→ What is expected
Report each line of the data that has "type" somewhere in it.

>> START Data provided

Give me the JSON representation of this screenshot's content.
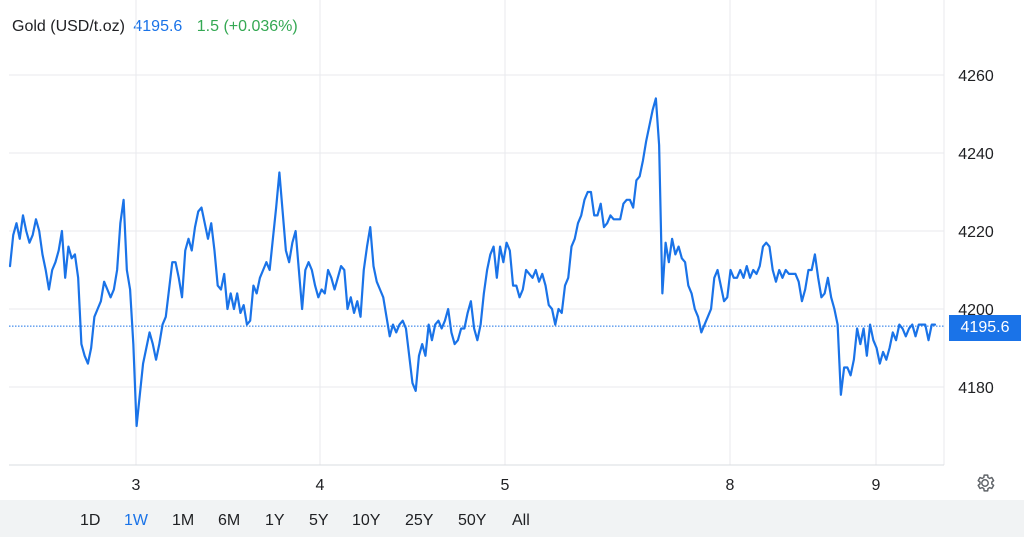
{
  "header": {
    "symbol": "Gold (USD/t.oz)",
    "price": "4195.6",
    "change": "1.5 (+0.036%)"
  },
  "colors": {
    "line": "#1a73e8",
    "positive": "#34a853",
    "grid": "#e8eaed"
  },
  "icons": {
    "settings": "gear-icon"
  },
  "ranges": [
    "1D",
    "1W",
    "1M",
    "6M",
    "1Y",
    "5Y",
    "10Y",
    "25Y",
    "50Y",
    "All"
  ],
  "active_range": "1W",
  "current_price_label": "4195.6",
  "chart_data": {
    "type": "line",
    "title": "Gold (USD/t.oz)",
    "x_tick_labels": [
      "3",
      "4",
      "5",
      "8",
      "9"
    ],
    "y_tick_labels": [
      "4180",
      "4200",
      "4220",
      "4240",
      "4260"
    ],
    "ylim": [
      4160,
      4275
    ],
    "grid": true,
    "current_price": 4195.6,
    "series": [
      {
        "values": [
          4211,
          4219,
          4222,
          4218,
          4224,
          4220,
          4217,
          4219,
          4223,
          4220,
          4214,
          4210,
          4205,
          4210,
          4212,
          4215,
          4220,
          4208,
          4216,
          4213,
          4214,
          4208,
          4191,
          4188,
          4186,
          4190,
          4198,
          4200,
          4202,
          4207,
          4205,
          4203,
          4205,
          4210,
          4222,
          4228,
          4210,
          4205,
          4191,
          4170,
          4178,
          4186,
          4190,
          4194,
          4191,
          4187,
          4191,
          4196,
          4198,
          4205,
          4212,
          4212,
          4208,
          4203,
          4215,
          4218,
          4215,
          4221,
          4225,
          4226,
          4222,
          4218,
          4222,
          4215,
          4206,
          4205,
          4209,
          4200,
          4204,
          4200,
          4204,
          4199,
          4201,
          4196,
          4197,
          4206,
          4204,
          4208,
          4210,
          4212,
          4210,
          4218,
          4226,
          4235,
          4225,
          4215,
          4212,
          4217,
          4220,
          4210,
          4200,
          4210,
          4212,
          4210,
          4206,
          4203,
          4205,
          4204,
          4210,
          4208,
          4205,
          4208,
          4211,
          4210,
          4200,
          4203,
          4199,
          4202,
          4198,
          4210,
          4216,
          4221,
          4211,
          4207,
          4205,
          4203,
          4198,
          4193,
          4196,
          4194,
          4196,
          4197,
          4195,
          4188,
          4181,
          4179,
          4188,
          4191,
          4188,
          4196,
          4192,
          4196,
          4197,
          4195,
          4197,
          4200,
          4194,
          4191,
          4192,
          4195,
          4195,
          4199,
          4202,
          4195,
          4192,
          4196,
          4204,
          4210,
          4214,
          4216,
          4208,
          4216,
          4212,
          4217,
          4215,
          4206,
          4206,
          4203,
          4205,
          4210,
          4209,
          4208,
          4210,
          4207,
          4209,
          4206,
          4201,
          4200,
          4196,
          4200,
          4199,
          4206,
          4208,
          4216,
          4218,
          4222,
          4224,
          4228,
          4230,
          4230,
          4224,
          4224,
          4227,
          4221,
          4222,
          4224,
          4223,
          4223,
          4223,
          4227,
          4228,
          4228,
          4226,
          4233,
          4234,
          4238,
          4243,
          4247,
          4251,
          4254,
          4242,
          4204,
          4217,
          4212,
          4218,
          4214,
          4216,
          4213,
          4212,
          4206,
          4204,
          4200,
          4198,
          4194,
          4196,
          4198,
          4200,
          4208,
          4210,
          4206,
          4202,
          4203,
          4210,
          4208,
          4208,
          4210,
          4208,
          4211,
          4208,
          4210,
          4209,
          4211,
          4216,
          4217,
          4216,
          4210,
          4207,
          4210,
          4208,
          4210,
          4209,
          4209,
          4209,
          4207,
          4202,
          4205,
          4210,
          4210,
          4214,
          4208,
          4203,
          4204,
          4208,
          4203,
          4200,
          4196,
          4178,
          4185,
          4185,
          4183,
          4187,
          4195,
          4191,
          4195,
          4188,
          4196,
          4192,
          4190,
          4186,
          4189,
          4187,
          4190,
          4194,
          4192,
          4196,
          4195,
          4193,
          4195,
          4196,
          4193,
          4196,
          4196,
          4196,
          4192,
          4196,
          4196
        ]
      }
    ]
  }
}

>> END Data provided
>> START Data provided

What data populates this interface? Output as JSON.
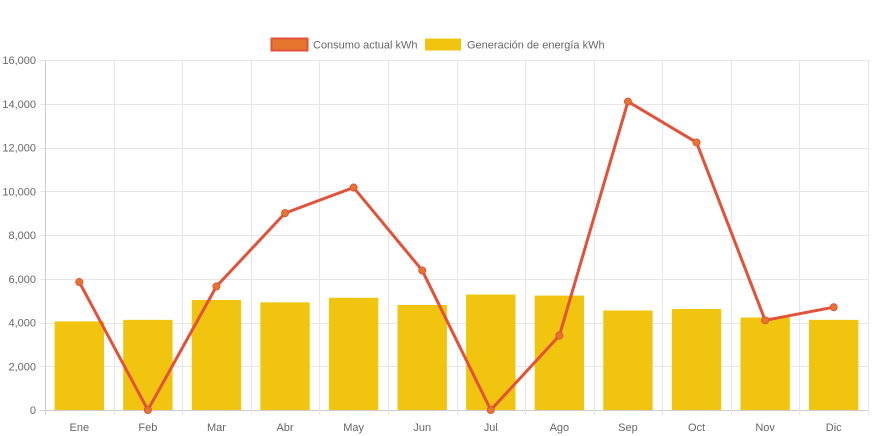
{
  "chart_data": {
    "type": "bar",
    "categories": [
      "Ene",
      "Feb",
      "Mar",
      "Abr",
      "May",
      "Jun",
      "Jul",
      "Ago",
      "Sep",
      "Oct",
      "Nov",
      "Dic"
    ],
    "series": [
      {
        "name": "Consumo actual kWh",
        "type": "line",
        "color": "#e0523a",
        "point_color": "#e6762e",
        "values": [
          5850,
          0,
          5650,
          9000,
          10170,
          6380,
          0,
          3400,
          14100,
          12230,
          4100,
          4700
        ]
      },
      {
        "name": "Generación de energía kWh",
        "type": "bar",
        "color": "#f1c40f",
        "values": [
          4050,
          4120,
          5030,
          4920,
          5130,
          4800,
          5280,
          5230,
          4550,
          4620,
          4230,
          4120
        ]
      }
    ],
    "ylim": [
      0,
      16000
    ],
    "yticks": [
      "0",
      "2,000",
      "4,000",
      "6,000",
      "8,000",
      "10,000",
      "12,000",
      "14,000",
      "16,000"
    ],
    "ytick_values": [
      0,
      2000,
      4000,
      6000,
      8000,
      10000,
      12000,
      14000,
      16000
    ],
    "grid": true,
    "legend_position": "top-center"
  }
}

>> END Data provided

→ Response
    "type": "line",
    "type": "bar",
        "type": "line",
        "type": "bar",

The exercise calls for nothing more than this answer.